_EXERCISE_: Below is a set of records; print all of them exactly as written.

_ENTRIES PROVIDED_:
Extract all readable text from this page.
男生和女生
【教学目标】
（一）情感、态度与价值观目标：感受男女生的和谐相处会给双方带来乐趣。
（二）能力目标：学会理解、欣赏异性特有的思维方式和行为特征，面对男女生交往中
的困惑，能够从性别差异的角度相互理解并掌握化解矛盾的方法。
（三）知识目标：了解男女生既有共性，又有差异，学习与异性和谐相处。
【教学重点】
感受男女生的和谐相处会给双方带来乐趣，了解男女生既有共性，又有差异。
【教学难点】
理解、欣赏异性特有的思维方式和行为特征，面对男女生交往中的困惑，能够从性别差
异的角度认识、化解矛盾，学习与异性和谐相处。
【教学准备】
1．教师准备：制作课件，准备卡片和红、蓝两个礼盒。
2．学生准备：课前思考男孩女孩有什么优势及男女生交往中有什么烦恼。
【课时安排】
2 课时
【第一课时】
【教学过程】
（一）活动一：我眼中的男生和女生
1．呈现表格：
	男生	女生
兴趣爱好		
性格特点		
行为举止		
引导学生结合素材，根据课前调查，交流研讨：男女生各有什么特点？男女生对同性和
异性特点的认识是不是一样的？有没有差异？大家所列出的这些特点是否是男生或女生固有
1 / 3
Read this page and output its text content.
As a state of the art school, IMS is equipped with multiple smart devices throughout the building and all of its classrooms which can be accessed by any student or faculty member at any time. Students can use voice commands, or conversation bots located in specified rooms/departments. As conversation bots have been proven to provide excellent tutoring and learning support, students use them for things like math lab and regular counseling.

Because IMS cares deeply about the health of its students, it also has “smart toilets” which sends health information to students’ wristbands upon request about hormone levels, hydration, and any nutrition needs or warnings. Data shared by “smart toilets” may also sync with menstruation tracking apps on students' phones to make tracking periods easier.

_EXPECTED ANSWER_:
Extract all readable text from this page.
男生和女生
【教学目标】
（一）情感、态度与价值观目标：感受男女生的和谐相处会给双方带来乐趣。
（二）能力目标：学会理解、欣赏异性特有的思维方式和行为特征，面对男女生交往中
的困惑，能够从性别差异的角度相互理解并掌握化解矛盾的方法。
（三）知识目标：了解男女生既有共性，又有差异，学习与异性和谐相处。
【教学重点】
感受男女生的和谐相处会给双方带来乐趣，了解男女生既有共性，又有差异。
【教学难点】
理解、欣赏异性特有的思维方式和行为特征，面对男女生交往中的困惑，能够从性别差
异的角度认识、化解矛盾，学习与异性和谐相处。
【教学准备】
1．教师准备：制作课件，准备卡片和红、蓝两个礼盒。
2．学生准备：课前思考男孩女孩有什么优势及男女生交往中有什么烦恼。
【课时安排】
2 课时
【第一课时】
【教学过程】
（一）活动一：我眼中的男生和女生
1．呈现表格：
	男生	女生
兴趣爱好		
性格特点		
行为举止		
引导学生结合素材，根据课前调查，交流研讨：男女生各有什么特点？男女生对同性和
异性特点的认识是不是一样的？有没有差异？大家所列出的这些特点是否是男生或女生固有
1 / 3
Read this page and output its text content.
As a state of the art school, IMS is equipped with multiple smart devices throughout the building and all of its classrooms which can be accessed by any student or faculty member at any time. Students can use voice commands, or conversation bots located in specified rooms/departments. As conversation bots have been proven to provide excellent tutoring and learning support, students use them for things like math lab and regular counseling.

Because IMS cares deeply about the health of its students, it also has “smart toilets” which sends health information to students’ wristbands upon request about hormone levels, hydration, and any nutrition needs or warnings. Data shared by “smart toilets” may also sync with menstruation tracking apps on students' phones to make tracking periods easier.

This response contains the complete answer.